Given exercise -
Tally how many lines hold the string "structured". Your reply should be that number alone.
-------- Extracted entries
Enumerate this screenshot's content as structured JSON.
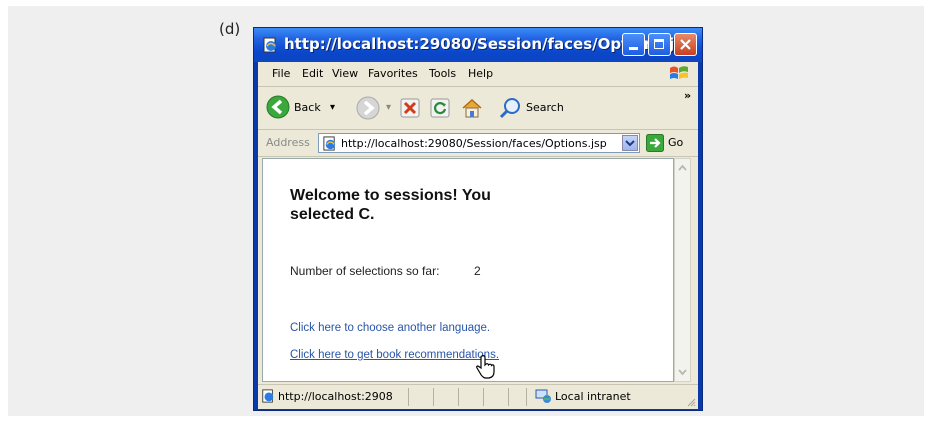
{
  "figure": {
    "label": "(d)"
  },
  "window": {
    "title": "http://localhost:29080/Session/faces/Options.j...",
    "menu": [
      "File",
      "Edit",
      "View",
      "Favorites",
      "Tools",
      "Help"
    ],
    "toolbar": {
      "back_label": "Back",
      "search_label": "Search",
      "overflow": "»"
    },
    "address": {
      "label": "Address",
      "url": "http://localhost:29080/Session/faces/Options.jsp",
      "go_label": "Go"
    }
  },
  "page": {
    "heading": "Welcome to sessions! You selected C.",
    "count_label": "Number of selections so far:",
    "count_value": "2",
    "link_language": "Click here to choose another language.",
    "link_books": "Click here to get book recommendations."
  },
  "statusbar": {
    "url": "http://localhost:2908",
    "zone": "Local intranet"
  },
  "colors": {
    "titlebar": "#0a47cc",
    "link": "#2a55a8",
    "chrome": "#ece9d8",
    "panel": "#efefef"
  }
}
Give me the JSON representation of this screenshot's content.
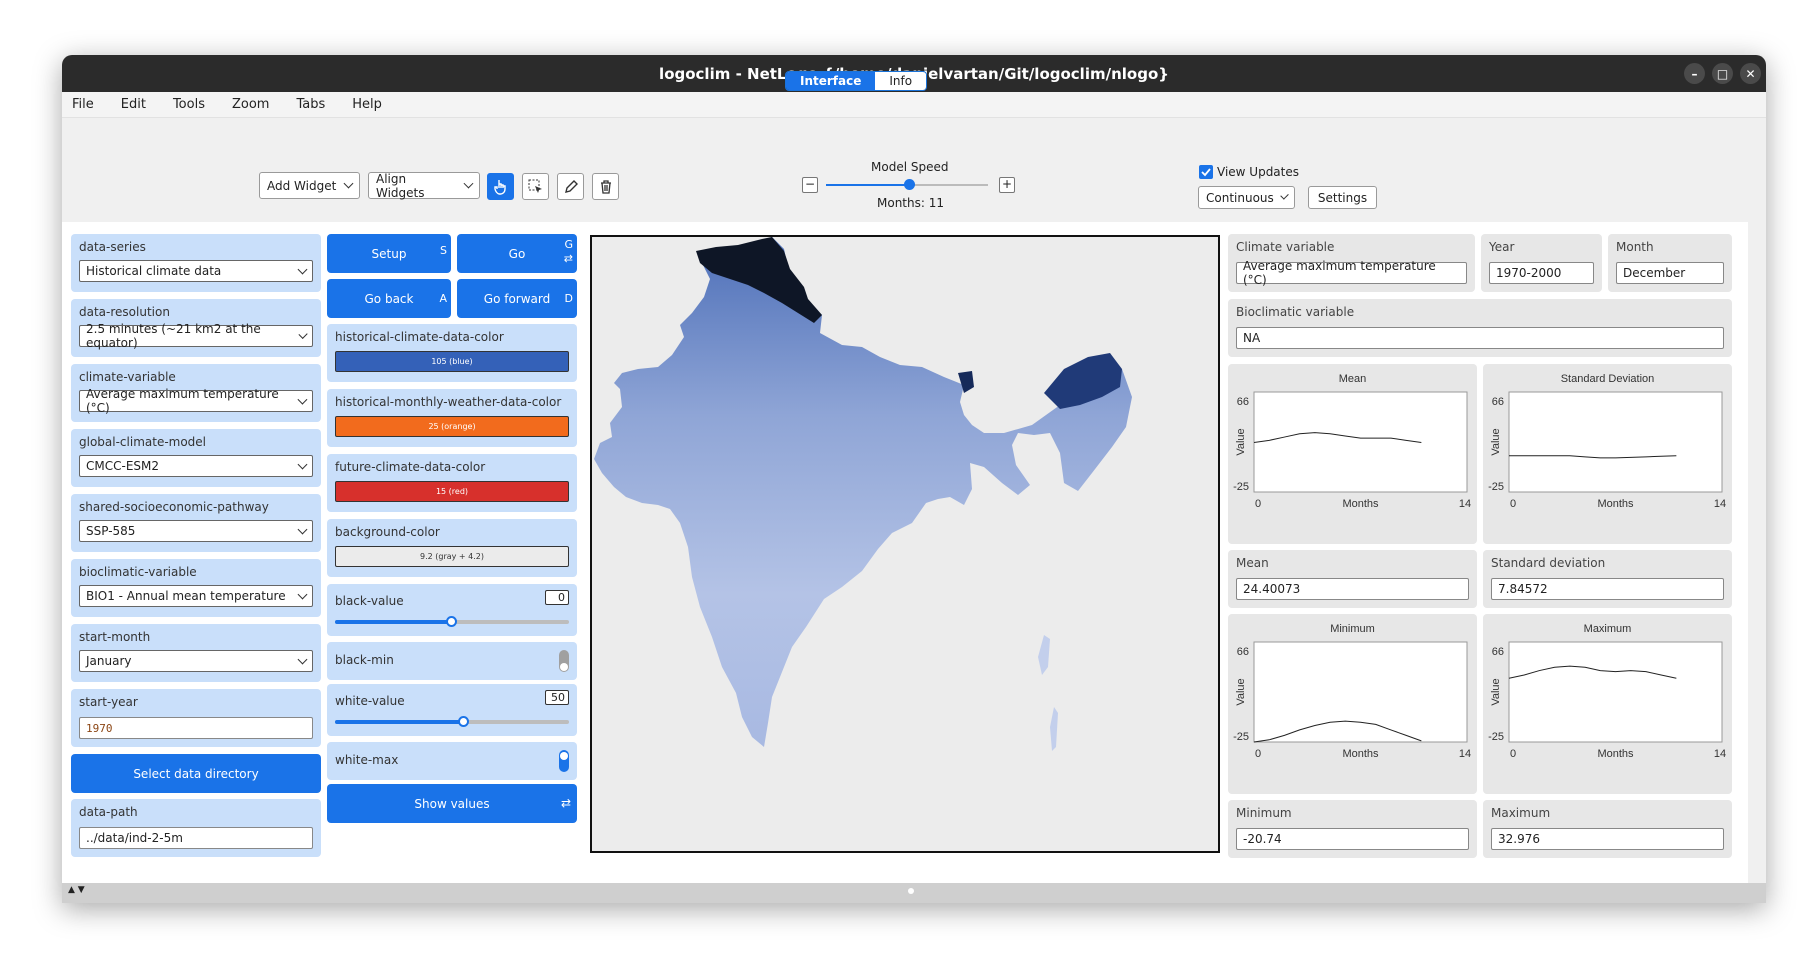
{
  "window": {
    "title": "logoclim - NetLogo {/home/danielvartan/Git/logoclim/nlogo}"
  },
  "menu": [
    "File",
    "Edit",
    "Tools",
    "Zoom",
    "Tabs",
    "Help"
  ],
  "tabs": [
    {
      "label": "Interface",
      "active": true
    },
    {
      "label": "Info",
      "active": false
    }
  ],
  "toolbar": {
    "add_widget": "Add Widget",
    "align_widgets": "Align Widgets",
    "model_speed_label": "Model Speed",
    "months_label": "Months: 11",
    "view_updates_label": "View Updates",
    "update_mode": "Continuous",
    "settings_label": "Settings"
  },
  "left": {
    "choosers": [
      {
        "label": "data-series",
        "value": "Historical climate data"
      },
      {
        "label": "data-resolution",
        "value": "2.5 minutes (~21 km2 at the equator)"
      },
      {
        "label": "climate-variable",
        "value": "Average maximum temperature (°C)"
      },
      {
        "label": "global-climate-model",
        "value": "CMCC-ESM2"
      },
      {
        "label": "shared-socioeconomic-pathway",
        "value": "SSP-585"
      },
      {
        "label": "bioclimatic-variable",
        "value": "BIO1 - Annual mean temperature"
      },
      {
        "label": "start-month",
        "value": "January"
      }
    ],
    "start_year": {
      "label": "start-year",
      "value": "1970"
    },
    "select_dir": "Select data directory",
    "data_path": {
      "label": "data-path",
      "value": "../data/ind-2-5m"
    }
  },
  "mid": {
    "setup": {
      "label": "Setup",
      "key": "S"
    },
    "go": {
      "label": "Go",
      "key": "G"
    },
    "go_back": {
      "label": "Go back",
      "key": "A"
    },
    "go_forward": {
      "label": "Go forward",
      "key": "D"
    },
    "colors": [
      {
        "label": "historical-climate-data-color",
        "value": "105 (blue)",
        "color": "#3461b8",
        "text": "#ffffff"
      },
      {
        "label": "historical-monthly-weather-data-color",
        "value": "25 (orange)",
        "color": "#f26b1d",
        "text": "#ffffff"
      },
      {
        "label": "future-climate-data-color",
        "value": "15 (red)",
        "color": "#d7302c",
        "text": "#ffffff"
      },
      {
        "label": "background-color",
        "value": "9.2 (gray + 4.2)",
        "color": "#ebebeb",
        "text": "#333333"
      }
    ],
    "black_value": {
      "label": "black-value",
      "value": "0",
      "fraction": 0.5
    },
    "black_min": {
      "label": "black-min",
      "on": false
    },
    "white_value": {
      "label": "white-value",
      "value": "50",
      "fraction": 0.55
    },
    "white_max": {
      "label": "white-max",
      "on": true
    },
    "show_values": "Show values"
  },
  "right": {
    "climate_variable": {
      "label": "Climate variable",
      "value": "Average maximum temperature (°C)"
    },
    "year": {
      "label": "Year",
      "value": "1970-2000"
    },
    "month": {
      "label": "Month",
      "value": "December"
    },
    "bioclimatic_variable": {
      "label": "Bioclimatic variable",
      "value": "NA"
    },
    "mean": {
      "label": "Mean",
      "value": "24.40073"
    },
    "std": {
      "label": "Standard deviation",
      "value": "7.84572"
    },
    "minimum": {
      "label": "Minimum",
      "value": "-20.74"
    },
    "maximum": {
      "label": "Maximum",
      "value": "32.976"
    }
  },
  "chart_data": [
    {
      "type": "line",
      "title": "Mean",
      "xlabel": "Months",
      "ylabel": "Value",
      "xlim": [
        0,
        14
      ],
      "ylim": [
        -25,
        66
      ],
      "x": [
        0,
        1,
        2,
        3,
        4,
        5,
        6,
        7,
        8,
        9,
        10,
        11
      ],
      "y": [
        20,
        22,
        25,
        28,
        29,
        28,
        26,
        24,
        24,
        24,
        22,
        20
      ]
    },
    {
      "type": "line",
      "title": "Standard Deviation",
      "xlabel": "Months",
      "ylabel": "Value",
      "xlim": [
        0,
        14
      ],
      "ylim": [
        -25,
        66
      ],
      "x": [
        0,
        1,
        2,
        3,
        4,
        5,
        6,
        7,
        8,
        9,
        10,
        11
      ],
      "y": [
        8,
        8,
        8,
        8,
        8,
        7,
        6,
        6,
        6.5,
        7,
        7.5,
        8
      ]
    },
    {
      "type": "line",
      "title": "Minimum",
      "xlabel": "Months",
      "ylabel": "Value",
      "xlim": [
        0,
        14
      ],
      "ylim": [
        -25,
        66
      ],
      "x": [
        0,
        1,
        2,
        3,
        4,
        5,
        6,
        7,
        8,
        9,
        10,
        11
      ],
      "y": [
        -25,
        -23,
        -19,
        -14,
        -10,
        -7,
        -6,
        -7,
        -9,
        -14,
        -19,
        -24
      ]
    },
    {
      "type": "line",
      "title": "Maximum",
      "xlabel": "Months",
      "ylabel": "Value",
      "xlim": [
        0,
        14
      ],
      "ylim": [
        -25,
        66
      ],
      "x": [
        0,
        1,
        2,
        3,
        4,
        5,
        6,
        7,
        8,
        9,
        10,
        11
      ],
      "y": [
        33,
        36,
        40,
        43,
        44,
        43,
        40,
        39,
        40,
        39,
        36,
        33
      ]
    }
  ]
}
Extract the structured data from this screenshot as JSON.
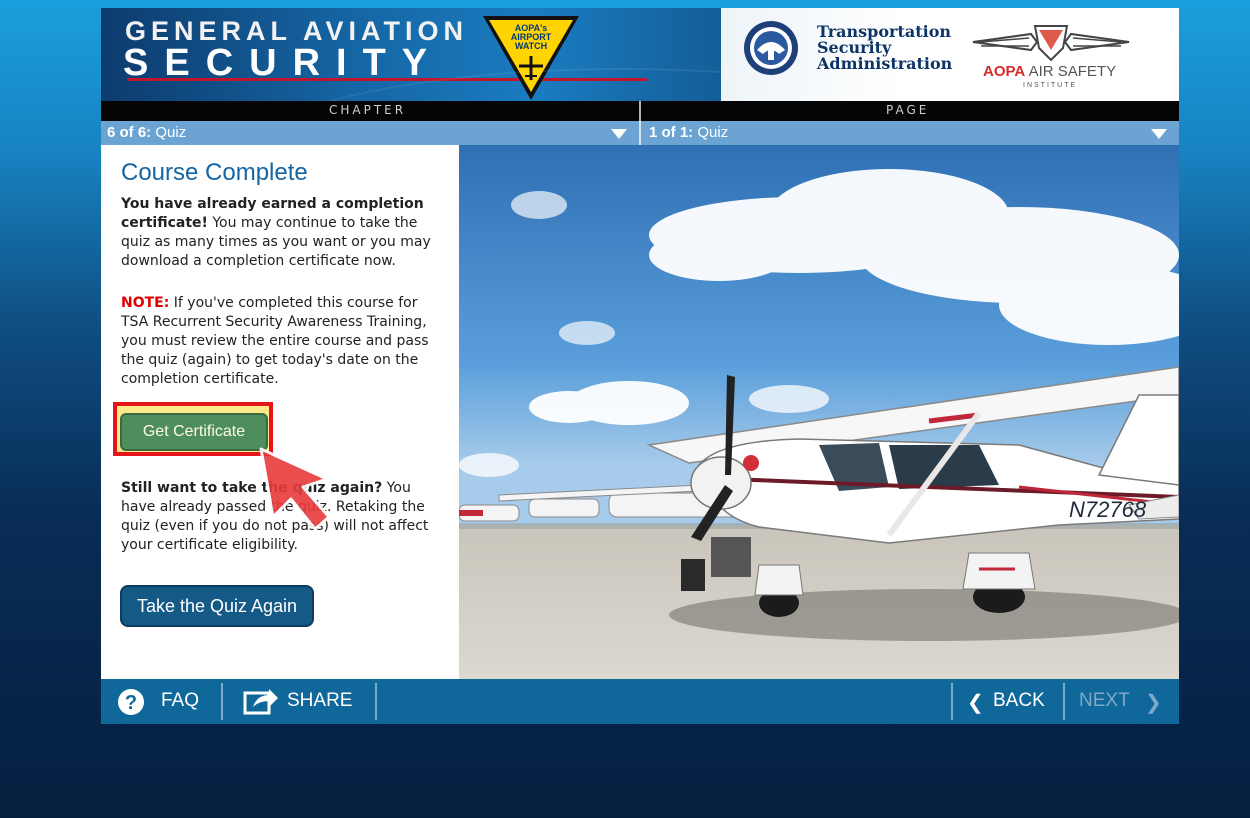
{
  "header": {
    "title_line1": "GENERAL AVIATION",
    "title_line2": "SECURITY",
    "badge": {
      "line1": "AOPA's",
      "line2": "AIRPORT",
      "line3": "WATCH"
    },
    "tsa": {
      "line1": "Transportation",
      "line2": "Security",
      "line3": "Administration"
    },
    "aopa": {
      "brand": "AOPA",
      "name": " AIR SAFETY",
      "sub": "INSTITUTE"
    }
  },
  "nav": {
    "chapter_label": "CHAPTER",
    "page_label": "PAGE",
    "chapter_select": {
      "num": "6 of 6:",
      "name": " Quiz"
    },
    "page_select": {
      "num": "1 of 1:",
      "name": " Quiz"
    }
  },
  "content": {
    "title": "Course Complete",
    "intro_bold": "You have already earned a completion certificate!",
    "intro_rest": " You may continue to take the quiz as many times as you want or you may download a completion certificate now.",
    "note_label": "NOTE:",
    "note_text": " If you've completed this course for TSA Recurrent Security Awareness Training, you must review the entire course and pass the quiz (again) to get today's date on the completion certificate.",
    "get_cert_label": "Get Certificate",
    "retake_bold": "Still want to take the quiz again?",
    "retake_text": " You have already passed the quiz. Retaking the quiz (even if you do not pass) will not affect your certificate eligibility.",
    "retake_button": "Take the Quiz Again"
  },
  "photo": {
    "tail_number": "N72768"
  },
  "footer": {
    "faq": "FAQ",
    "share": "SHARE",
    "back": "BACK",
    "next": "NEXT"
  },
  "colors": {
    "nav_blue": "#6ba4d3",
    "footer_blue": "#10679a",
    "title_blue": "#1565a3",
    "cert_green": "#4e8d5c",
    "retake_blue": "#155a86",
    "highlight_red": "#e5141a",
    "next_disabled": "#7fa8c6"
  }
}
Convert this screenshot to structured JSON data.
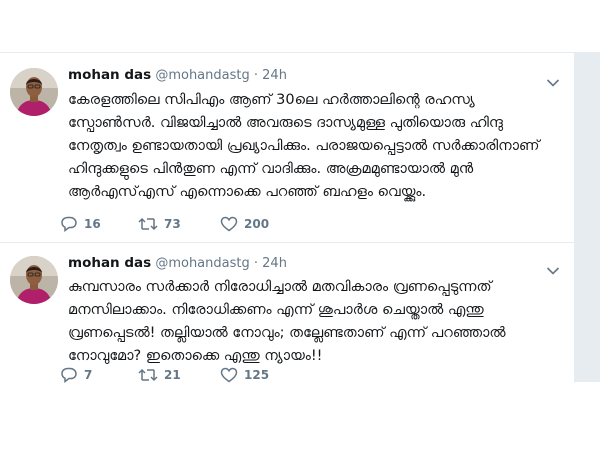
{
  "tweets": [
    {
      "name": "mohan das",
      "handle": "@mohandastg",
      "separator": "·",
      "time": "24h",
      "text": "കേരളത്തിലെ സിപിഎം ആണ് 30ലെ ഹർത്താലിന്റെ രഹസ്യ സ്പോൺസർ. വിജയിച്ചാൽ അവരുടെ ദാസ്യമുള്ള പുതിയൊരു ഹിന്ദു നേതൃത്വം ഉണ്ടായതായി പ്രഖ്യാപിക്കും. പരാജയപ്പെട്ടാൽ സർക്കാരിനാണ് ഹിന്ദുക്കളുടെ പിൻതുണ എന്ന് വാദിക്കും. അക്രമമുണ്ടായാൽ മുൻ ആർഎസ്എസ് എന്നൊക്കെ പറഞ്ഞ് ബഹളം വെയ്ക്കും.",
      "replies": "16",
      "retweets": "73",
      "likes": "200"
    },
    {
      "name": "mohan das",
      "handle": "@mohandastg",
      "separator": "·",
      "time": "24h",
      "text": "കുമ്പസാരം സർക്കാർ നിരോധിച്ചാൽ മതവികാരം വ്രണപ്പെടുന്നത് മനസിലാക്കാം. നിരോധിക്കണം എന്ന് ശുപാർശ ചെയ്താൽ എന്തു വ്രണപ്പെടൽ! തല്ലിയാൽ നോവും; തല്ലേണ്ടതാണ് എന്ന് പറഞ്ഞാൽ നോവുമോ? ഇതൊക്കെ എന്തു ന്യായം!!",
      "replies": "7",
      "retweets": "21",
      "likes": "125"
    }
  ],
  "icons": {
    "caret": "chevron-down-icon",
    "reply": "reply-icon",
    "retweet": "retweet-icon",
    "like": "heart-icon"
  },
  "colors": {
    "text": "#14171a",
    "secondary": "#657786",
    "divider": "#e6ecf0"
  }
}
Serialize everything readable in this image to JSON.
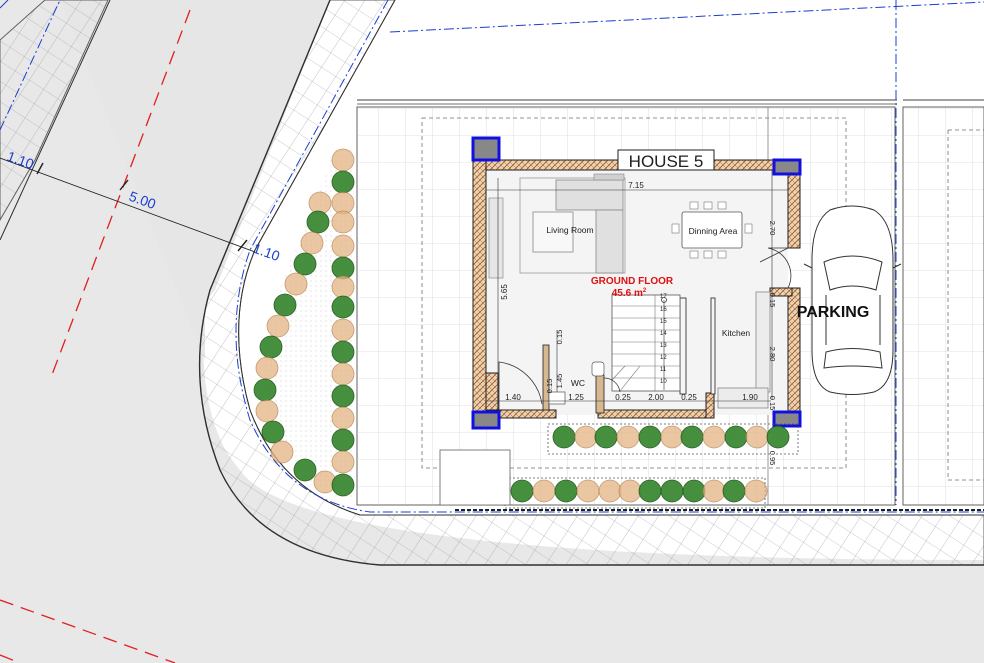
{
  "drawing": {
    "house_title": "HOUSE 5",
    "floor_label": "GROUND FLOOR",
    "floor_area": "45.6 m",
    "floor_area_sup": "2",
    "parking_label": "PARKING",
    "rooms": {
      "living": "Living Room",
      "dining": "Dinning Area",
      "kitchen": "Kitchen",
      "wc": "WC"
    }
  },
  "road_dimensions": {
    "d1": "1.10",
    "d2": "5.00",
    "d3": "1.10"
  },
  "dimensions": {
    "top_width": "7.15",
    "left_height": "5.65",
    "right_upper": "2.70",
    "right_mid": "0.15",
    "right_lower": "2.80",
    "right_bottom": "0.15",
    "right_foot": "0.95",
    "wc_top": "0.15",
    "wc_mid": "1.45",
    "wc_small": "0.15",
    "bottom_a": "1.40",
    "bottom_b": "1.25",
    "bottom_c": "0.25",
    "bottom_d": "2.00",
    "bottom_e": "0.25",
    "bottom_f": "1.90"
  },
  "stairs": {
    "steps": [
      "17",
      "16",
      "15",
      "14",
      "13",
      "12",
      "11",
      "10"
    ]
  },
  "colors": {
    "wall_hatch": "#e8cfa8",
    "column_blue": "#1010e0",
    "axis_red": "#e02020",
    "dim_blue": "#1a3fd0",
    "label_red": "#e01010",
    "tree_green": "#3d8a35",
    "shrub_tan": "#e3b583"
  }
}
----------------
Response below -
3